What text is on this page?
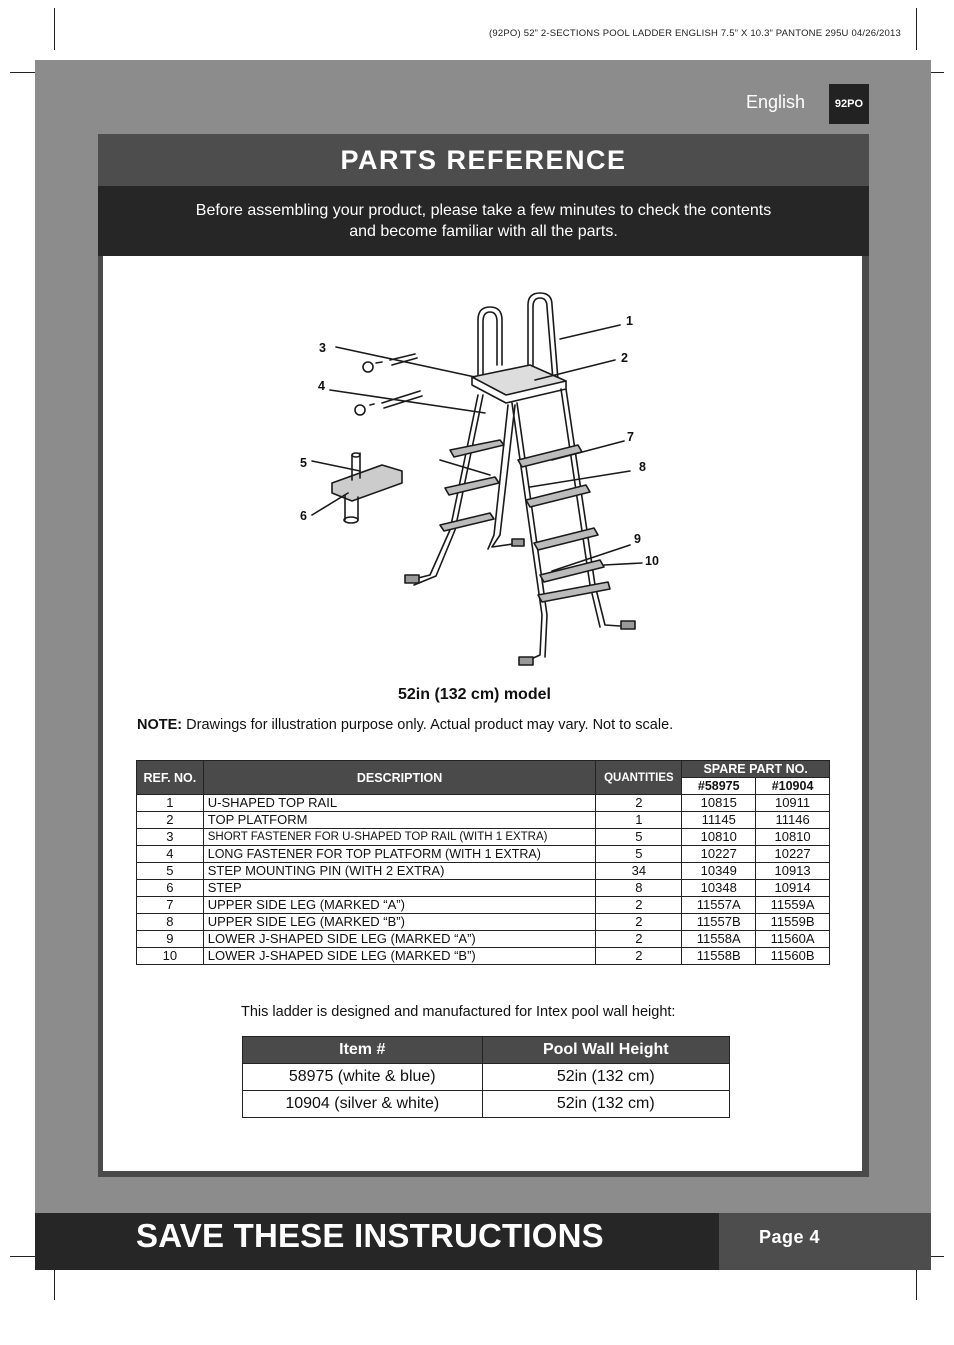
(92PO) 52” 2-SECTIONS POOL LADDER ENGLISH 7.5” X 10.3” PANTONE 295U 04/26/2013
English	92PO
PARTS REFERENCE
Before assembling your product, please take a few minutes to check the contents
and become familiar with all the parts.
1
2
3
4
5
6
7
8
9
10
52in (132 cm) model
NOTE: Drawings for illustration purpose only. Actual product may vary. Not to scale.
REF. NO.	DESCRIPTION	QUANTITIES	SPARE PART NO.	
			#58975	#10904
1	U-SHAPED TOP RAIL	2	10815	10911
2	TOP PLATFORM	1	11145	11146
3	SHORT FASTENER FOR U-SHAPED TOP RAIL (WITH 1 EXTRA)	5	10810	10810
4	LONG FASTENER FOR TOP PLATFORM (WITH 1 EXTRA)	5	10227	10227
5	STEP MOUNTING PIN (WITH 2 EXTRA)	34	10349	10913
6	STEP	8	10348	10914
7	UPPER SIDE LEG (MARKED “A”)	2	11557A	11559A
8	UPPER SIDE LEG (MARKED “B”)	2	11557B	11559B
9	LOWER J-SHAPED SIDE LEG (MARKED “A”)	2	11558A	11560A
10	LOWER J-SHAPED SIDE LEG (MARKED “B”)	2	11558B	11560B
This ladder is designed and manufactured for Intex pool wall height:
Item #	Pool Wall Height
58975 (white & blue)	52in (132 cm)
10904 (silver & white)	52in (132 cm)
SAVE THESE INSTRUCTIONS	Page 4
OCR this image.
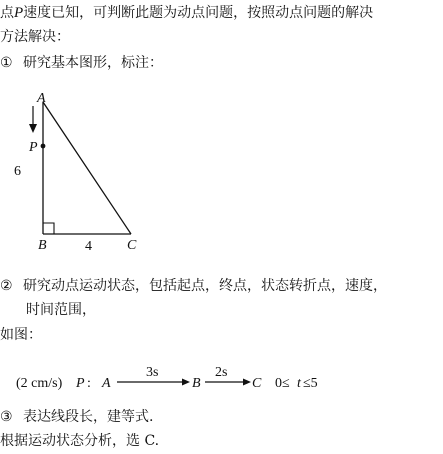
点P速度已知，可判断此题为动点问题，按照动点问题的解决
方法解决：
① 研究基本图形，标注：
A
P
B	C
6
4
② 研究动点运动状态，包括起点，终点，状态转折点，速度，
时间范围，
如图：
(2 cm/s) P : A
3s
B
2s
C 0≤ t ≤5
③ 表达线段长，建等式.
根据运动状态分析，选 C.
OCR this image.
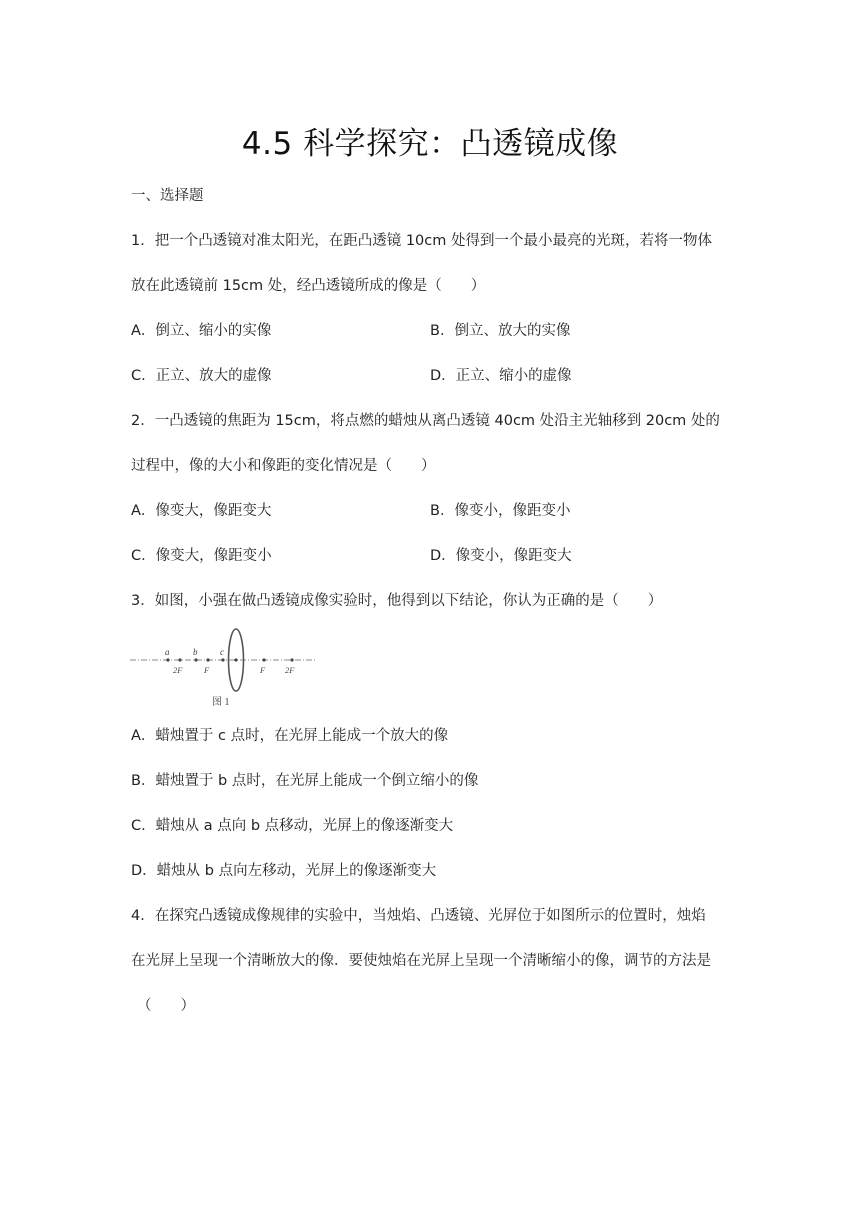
4.5 科学探究：凸透镜成像
一、选择题
1．把一个凸透镜对准太阳光，在距凸透镜 10cm 处得到一个最小最亮的光斑，若将一物体
放在此透镜前 15cm 处，经凸透镜所成的像是（　　）
A．倒立、缩小的实像	B．倒立、放大的实像
C．正立、放大的虚像	D．正立、缩小的虚像
2．一凸透镜的焦距为 15cm，将点燃的蜡烛从离凸透镜 40cm 处沿主光轴移到 20cm 处的
过程中，像的大小和像距的变化情况是（　　）
A．像变大，像距变大	B．像变小，像距变小
C．像变大，像距变小	D．像变小，像距变大
3．如图，小强在做凸透镜成像实验时，他得到以下结论，你认为正确的是（　　）
a	b	c
2F	F	F 2F
图 1
A．蜡烛置于 c 点时，在光屏上能成一个放大的像
B．蜡烛置于 b 点时，在光屏上能成一个倒立缩小的像
C．蜡烛从 a 点向 b 点移动，光屏上的像逐渐变大
D．蜡烛从 b 点向左移动，光屏上的像逐渐变大
4．在探究凸透镜成像规律的实验中，当烛焰、凸透镜、光屏位于如图所示的位置时，烛焰
在光屏上呈现一个清晰放大的像．要使烛焰在光屏上呈现一个清晰缩小的像，调节的方法是
（　　）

_Problem to solve:_
Pictures are to be left out; the records above must be repeated word for word.

_Full answer:_
What text is on this page?
(92PO) 52” 2-SECTIONS POOL LADDER ENGLISH 7.5” X 10.3” PANTONE 295U 04/26/2013
English	92PO
PARTS REFERENCE
Before assembling your product, please take a few minutes to check the contents
and become familiar with all the parts.
1
2
3
4
5
6
7
8
9
10
52in (132 cm) model
NOTE: Drawings for illustration purpose only. Actual product may vary. Not to scale.
REF. NO.	DESCRIPTION	QUANTITIES	SPARE PART NO.	
			#58975	#10904
1	U-SHAPED TOP RAIL	2	10815	10911
2	TOP PLATFORM	1	11145	11146
3	SHORT FASTENER FOR U-SHAPED TOP RAIL (WITH 1 EXTRA)	5	10810	10810
4	LONG FASTENER FOR TOP PLATFORM (WITH 1 EXTRA)	5	10227	10227
5	STEP MOUNTING PIN (WITH 2 EXTRA)	34	10349	10913
6	STEP	8	10348	10914
7	UPPER SIDE LEG (MARKED “A”)	2	11557A	11559A
8	UPPER SIDE LEG (MARKED “B”)	2	11557B	11559B
9	LOWER J-SHAPED SIDE LEG (MARKED “A”)	2	11558A	11560A
10	LOWER J-SHAPED SIDE LEG (MARKED “B”)	2	11558B	11560B
This ladder is designed and manufactured for Intex pool wall height:
Item #	Pool Wall Height
58975 (white & blue)	52in (132 cm)
10904 (silver & white)	52in (132 cm)
SAVE THESE INSTRUCTIONS	Page 4
OCR this image.
点P速度已知，可判断此题为动点问题，按照动点问题的解决
方法解决：
① 研究基本图形，标注：
A
P
B	C
6
4
② 研究动点运动状态，包括起点，终点，状态转折点，速度，
时间范围，
如图：
(2 cm/s) P : A
3s
B
2s
C 0≤ t ≤5
③ 表达线段长，建等式.
根据运动状态分析，选 C.
OCR this image.
4.5 科学探究：凸透镜成像
一、选择题
1．把一个凸透镜对准太阳光，在距凸透镜 10cm 处得到一个最小最亮的光斑，若将一物体
放在此透镜前 15cm 处，经凸透镜所成的像是（　　）
A．倒立、缩小的实像	B．倒立、放大的实像
C．正立、放大的虚像	D．正立、缩小的虚像
2．一凸透镜的焦距为 15cm，将点燃的蜡烛从离凸透镜 40cm 处沿主光轴移到 20cm 处的
过程中，像的大小和像距的变化情况是（　　）
A．像变大，像距变大	B．像变小，像距变小
C．像变大，像距变小	D．像变小，像距变大
3．如图，小强在做凸透镜成像实验时，他得到以下结论，你认为正确的是（　　）
a	b	c
2F	F	F 2F
图 1
A．蜡烛置于 c 点时，在光屏上能成一个放大的像
B．蜡烛置于 b 点时，在光屏上能成一个倒立缩小的像
C．蜡烛从 a 点向 b 点移动，光屏上的像逐渐变大
D．蜡烛从 b 点向左移动，光屏上的像逐渐变大
4．在探究凸透镜成像规律的实验中，当烛焰、凸透镜、光屏位于如图所示的位置时，烛焰
在光屏上呈现一个清晰放大的像．要使烛焰在光屏上呈现一个清晰缩小的像，调节的方法是
（　　）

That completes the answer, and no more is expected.